### Your instructions
Your answer should be one number: how many lines of the records hold the string "политики".

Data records
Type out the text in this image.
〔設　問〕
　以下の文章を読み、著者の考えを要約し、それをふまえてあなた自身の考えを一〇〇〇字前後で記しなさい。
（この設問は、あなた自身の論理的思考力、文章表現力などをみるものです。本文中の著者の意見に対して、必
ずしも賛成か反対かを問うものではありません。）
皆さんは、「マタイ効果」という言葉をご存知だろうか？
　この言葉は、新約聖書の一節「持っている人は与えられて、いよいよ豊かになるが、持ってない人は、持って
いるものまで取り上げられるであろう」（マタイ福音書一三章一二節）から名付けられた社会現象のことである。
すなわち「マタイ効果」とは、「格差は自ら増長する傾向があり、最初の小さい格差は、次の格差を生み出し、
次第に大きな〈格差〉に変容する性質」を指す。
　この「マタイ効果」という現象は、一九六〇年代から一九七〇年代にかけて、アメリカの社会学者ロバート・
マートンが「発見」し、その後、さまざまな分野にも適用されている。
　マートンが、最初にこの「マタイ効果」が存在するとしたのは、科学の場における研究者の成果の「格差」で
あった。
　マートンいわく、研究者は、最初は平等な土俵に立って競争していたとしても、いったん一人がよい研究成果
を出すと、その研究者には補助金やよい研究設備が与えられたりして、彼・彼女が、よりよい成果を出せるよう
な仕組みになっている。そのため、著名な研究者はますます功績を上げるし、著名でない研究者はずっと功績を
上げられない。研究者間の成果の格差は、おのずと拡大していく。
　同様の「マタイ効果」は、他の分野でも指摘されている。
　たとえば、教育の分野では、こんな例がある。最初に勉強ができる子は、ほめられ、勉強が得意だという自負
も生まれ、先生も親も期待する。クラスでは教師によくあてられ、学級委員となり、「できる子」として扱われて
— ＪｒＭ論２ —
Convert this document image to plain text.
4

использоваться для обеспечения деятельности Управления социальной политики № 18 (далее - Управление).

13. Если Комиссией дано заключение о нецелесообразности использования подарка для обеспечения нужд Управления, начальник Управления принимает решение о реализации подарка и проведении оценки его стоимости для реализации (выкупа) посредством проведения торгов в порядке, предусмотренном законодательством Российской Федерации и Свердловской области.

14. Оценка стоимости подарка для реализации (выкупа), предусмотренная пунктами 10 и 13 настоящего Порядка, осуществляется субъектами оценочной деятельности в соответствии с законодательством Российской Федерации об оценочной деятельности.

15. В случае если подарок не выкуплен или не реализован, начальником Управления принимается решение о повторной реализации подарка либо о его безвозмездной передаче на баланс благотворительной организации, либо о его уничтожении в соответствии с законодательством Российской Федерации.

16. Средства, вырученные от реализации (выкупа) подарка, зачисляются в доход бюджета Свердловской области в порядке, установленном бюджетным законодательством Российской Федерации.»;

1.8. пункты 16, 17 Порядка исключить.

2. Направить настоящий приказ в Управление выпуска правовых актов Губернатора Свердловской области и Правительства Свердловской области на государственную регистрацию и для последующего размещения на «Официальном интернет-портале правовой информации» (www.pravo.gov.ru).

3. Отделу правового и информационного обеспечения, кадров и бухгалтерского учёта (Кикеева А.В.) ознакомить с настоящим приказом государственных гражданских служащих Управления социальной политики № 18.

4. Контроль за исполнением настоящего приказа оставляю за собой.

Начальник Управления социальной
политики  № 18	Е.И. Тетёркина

### Output of the task
3